---------- INPUT RECORDS ----------

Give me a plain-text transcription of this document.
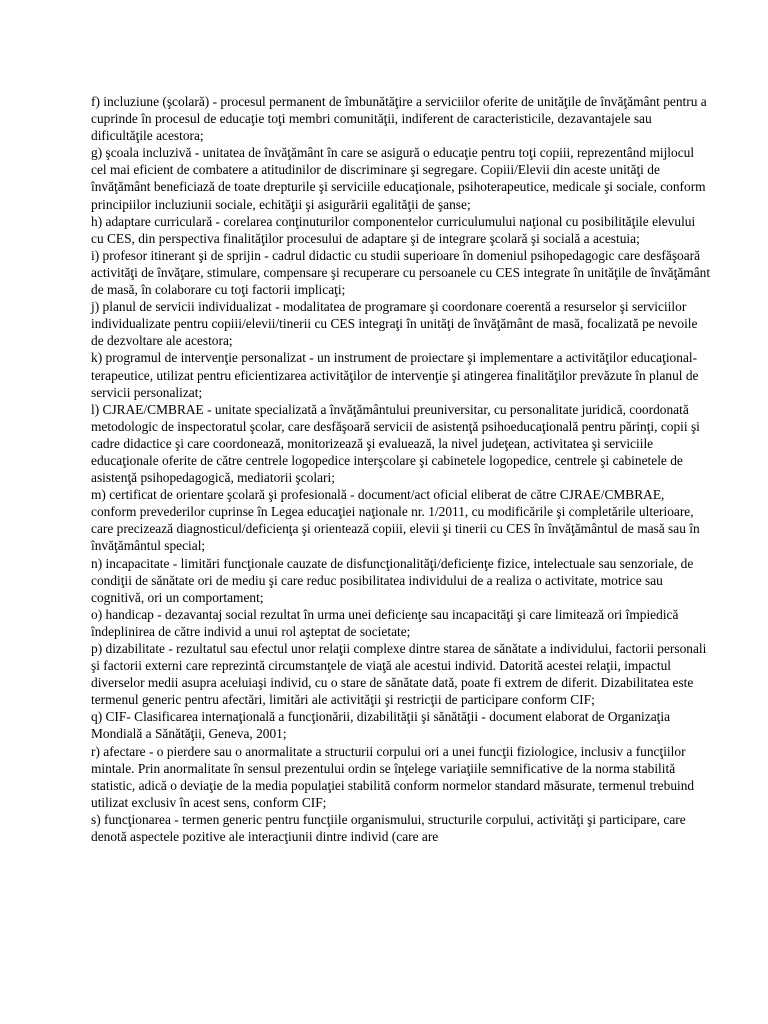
f) incluziune (şcolară) - procesul permanent de îmbunătăţire a serviciilor oferite de unităţile de învăţământ pentru a cuprinde în procesul de educaţie toţi membri comunităţii, indiferent de caracteristicile, dezavantajele sau dificultăţile acestora;

g) şcoala incluzivă - unitatea de învăţământ în care se asigură o educaţie pentru toţi copiii, reprezentând mijlocul cel mai eficient de combatere a atitudinilor de discriminare şi segregare. Copiii/Elevii din aceste unităţi de învăţământ beneficiază de toate drepturile şi serviciile educaţionale, psihoterapeutice, medicale şi sociale, conform principiilor incluziunii sociale, echităţii şi asigurării egalităţii de şanse;

h) adaptare curriculară - corelarea conţinuturilor componentelor curriculumului naţional cu posibilităţile elevului cu CES, din perspectiva finalităţilor procesului de adaptare şi de integrare şcolară şi socială a acestuia;

i) profesor itinerant şi de sprijin - cadrul didactic cu studii superioare în domeniul psihopedagogic care desfăşoară activităţi de învăţare, stimulare, compensare şi recuperare cu persoanele cu CES integrate în unităţile de învăţământ de masă, în colaborare cu toţi factorii implicaţi;

j) planul de servicii individualizat - modalitatea de programare şi coordonare coerentă a resurselor şi serviciilor individualizate pentru copiii/elevii/tinerii cu CES integraţi în unităţi de învăţământ de masă, focalizată pe nevoile de dezvoltare ale acestora;

k) programul de intervenţie personalizat - un instrument de proiectare şi implementare a activităţilor educaţional-terapeutice, utilizat pentru eficientizarea activităţilor de intervenţie şi atingerea finalităţilor prevăzute în planul de servicii personalizat;

l) CJRAE/CMBRAE - unitate specializată a învăţământului preuniversitar, cu personalitate juridică, coordonată metodologic de inspectoratul şcolar, care desfăşoară servicii de asistenţă psihoeducaţională pentru părinţi, copii şi cadre didactice şi care coordonează, monitorizează şi evaluează, la nivel judeţean, activitatea şi serviciile educaţionale oferite de către centrele logopedice interşcolare şi cabinetele logopedice, centrele şi cabinetele de asistenţă psihopedagogică, mediatorii şcolari;

m) certificat de orientare şcolară şi profesională - document/act oficial eliberat de către CJRAE/CMBRAE, conform prevederilor cuprinse în Legea educaţiei naţionale nr. 1/2011, cu modificările şi completările ulterioare, care precizează diagnosticul/deficienţa şi orientează copiii, elevii şi tinerii cu CES în învăţământul de masă sau în învăţământul special;

n) incapacitate - limitări funcţionale cauzate de disfuncţionalităţi/deficienţe fizice, intelectuale sau senzoriale, de condiţii de sănătate ori de mediu şi care reduc posibilitatea individului de a realiza o activitate, motrice sau cognitivă, ori un comportament;

o) handicap - dezavantaj social rezultat în urma unei deficienţe sau incapacităţi şi care limitează ori împiedică îndeplinirea de către individ a unui rol aşteptat de societate;

p) dizabilitate - rezultatul sau efectul unor relaţii complexe dintre starea de sănătate a individului, factorii personali şi factorii externi care reprezintă circumstanţele de viaţă ale acestui individ. Datorită acestei relaţii, impactul diverselor medii asupra aceluiaşi individ, cu o stare de sănătate dată, poate fi extrem de diferit. Dizabilitatea este termenul generic pentru afectări, limitări ale activităţii şi restricţii de participare conform CIF;

q) CIF- Clasificarea internaţională a funcţionării, dizabilităţii şi sănătăţii - document elaborat de Organizaţia Mondială a Sănătăţii, Geneva, 2001;

r) afectare - o pierdere sau o anormalitate a structurii corpului ori a unei funcţii fiziologice, inclusiv a funcţiilor mintale. Prin anormalitate în sensul prezentului ordin se înţelege variaţiile semnificative de la norma stabilită statistic, adică o deviaţie de la media populaţiei stabilită conform normelor standard măsurate, termenul trebuind utilizat exclusiv în acest sens, conform CIF;

s) funcţionarea - termen generic pentru funcţiile organismului, structurile corpului, activităţi şi participare, care denotă aspectele pozitive ale interacţiunii dintre individ (care are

----------

PROMPT
Take the data above and repeat it exactly, leaving each picture out.

TASK RESULT
Give me a plain-text transcription of this document.
f) incluziune (şcolară) - procesul permanent de îmbunătăţire a serviciilor oferite de unităţile de învăţământ pentru a cuprinde în procesul de educaţie toţi membri comunităţii, indiferent de caracteristicile, dezavantajele sau dificultăţile acestora;

g) şcoala incluzivă - unitatea de învăţământ în care se asigură o educaţie pentru toţi copiii, reprezentând mijlocul cel mai eficient de combatere a atitudinilor de discriminare şi segregare. Copiii/Elevii din aceste unităţi de învăţământ beneficiază de toate drepturile şi serviciile educaţionale, psihoterapeutice, medicale şi sociale, conform principiilor incluziunii sociale, echităţii şi asigurării egalităţii de şanse;

h) adaptare curriculară - corelarea conţinuturilor componentelor curriculumului naţional cu posibilităţile elevului cu CES, din perspectiva finalităţilor procesului de adaptare şi de integrare şcolară şi socială a acestuia;

i) profesor itinerant şi de sprijin - cadrul didactic cu studii superioare în domeniul psihopedagogic care desfăşoară activităţi de învăţare, stimulare, compensare şi recuperare cu persoanele cu CES integrate în unităţile de învăţământ de masă, în colaborare cu toţi factorii implicaţi;

j) planul de servicii individualizat - modalitatea de programare şi coordonare coerentă a resurselor şi serviciilor individualizate pentru copiii/elevii/tinerii cu CES integraţi în unităţi de învăţământ de masă, focalizată pe nevoile de dezvoltare ale acestora;

k) programul de intervenţie personalizat - un instrument de proiectare şi implementare a activităţilor educaţional-terapeutice, utilizat pentru eficientizarea activităţilor de intervenţie şi atingerea finalităţilor prevăzute în planul de servicii personalizat;

l) CJRAE/CMBRAE - unitate specializată a învăţământului preuniversitar, cu personalitate juridică, coordonată metodologic de inspectoratul şcolar, care desfăşoară servicii de asistenţă psihoeducaţională pentru părinţi, copii şi cadre didactice şi care coordonează, monitorizează şi evaluează, la nivel judeţean, activitatea şi serviciile educaţionale oferite de către centrele logopedice interşcolare şi cabinetele logopedice, centrele şi cabinetele de asistenţă psihopedagogică, mediatorii şcolari;

m) certificat de orientare şcolară şi profesională - document/act oficial eliberat de către CJRAE/CMBRAE, conform prevederilor cuprinse în Legea educaţiei naţionale nr. 1/2011, cu modificările şi completările ulterioare, care precizează diagnosticul/deficienţa şi orientează copiii, elevii şi tinerii cu CES în învăţământul de masă sau în învăţământul special;

n) incapacitate - limitări funcţionale cauzate de disfuncţionalităţi/deficienţe fizice, intelectuale sau senzoriale, de condiţii de sănătate ori de mediu şi care reduc posibilitatea individului de a realiza o activitate, motrice sau cognitivă, ori un comportament;

o) handicap - dezavantaj social rezultat în urma unei deficienţe sau incapacităţi şi care limitează ori împiedică îndeplinirea de către individ a unui rol aşteptat de societate;

p) dizabilitate - rezultatul sau efectul unor relaţii complexe dintre starea de sănătate a individului, factorii personali şi factorii externi care reprezintă circumstanţele de viaţă ale acestui individ. Datorită acestei relaţii, impactul diverselor medii asupra aceluiaşi individ, cu o stare de sănătate dată, poate fi extrem de diferit. Dizabilitatea este termenul generic pentru afectări, limitări ale activităţii şi restricţii de participare conform CIF;

q) CIF- Clasificarea internaţională a funcţionării, dizabilităţii şi sănătăţii - document elaborat de Organizaţia Mondială a Sănătăţii, Geneva, 2001;

r) afectare - o pierdere sau o anormalitate a structurii corpului ori a unei funcţii fiziologice, inclusiv a funcţiilor mintale. Prin anormalitate în sensul prezentului ordin se înţelege variaţiile semnificative de la norma stabilită statistic, adică o deviaţie de la media populaţiei stabilită conform normelor standard măsurate, termenul trebuind utilizat exclusiv în acest sens, conform CIF;

s) funcţionarea - termen generic pentru funcţiile organismului, structurile corpului, activităţi şi participare, care denotă aspectele pozitive ale interacţiunii dintre individ (care are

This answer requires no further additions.